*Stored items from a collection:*

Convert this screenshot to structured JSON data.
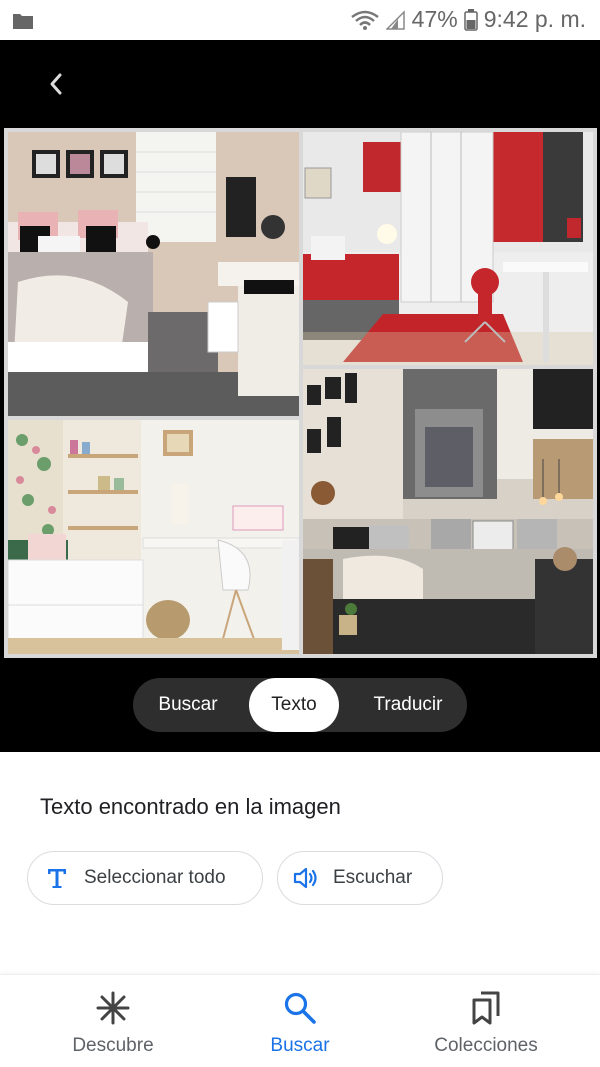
{
  "status_bar": {
    "battery": "47%",
    "time": "9:42 p. m.",
    "icons": [
      "folder-icon",
      "wifi-icon",
      "signal-icon",
      "battery-icon"
    ]
  },
  "image_view": {
    "back_icon": "chevron-left-icon",
    "tiles": [
      "bedroom-photo-1",
      "bedroom-photo-2",
      "bedroom-photo-3",
      "bedroom-photo-4"
    ]
  },
  "mode_tabs": {
    "items": [
      "Buscar",
      "Texto",
      "Traducir"
    ],
    "selected": "Texto"
  },
  "results": {
    "title": "Texto encontrado en la imagen",
    "select_all_label": "Seleccionar todo",
    "listen_label": "Escuchar"
  },
  "bottom_nav": {
    "items": [
      {
        "label": "Descubre",
        "icon": "asterisk-icon"
      },
      {
        "label": "Buscar",
        "icon": "search-icon"
      },
      {
        "label": "Colecciones",
        "icon": "bookmarks-icon"
      }
    ],
    "active": "Buscar"
  },
  "colors": {
    "accent": "#1a73e8",
    "dark_bg": "#000000",
    "segment_bg": "#2e2e2e"
  }
}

*Your instructions:*
Pick out and copy the lines of the entries that hold the string "bedroom".

*Response to the exercise:*
      "bedroom-photo-1",
      "bedroom-photo-2",
      "bedroom-photo-3",
      "bedroom-photo-4"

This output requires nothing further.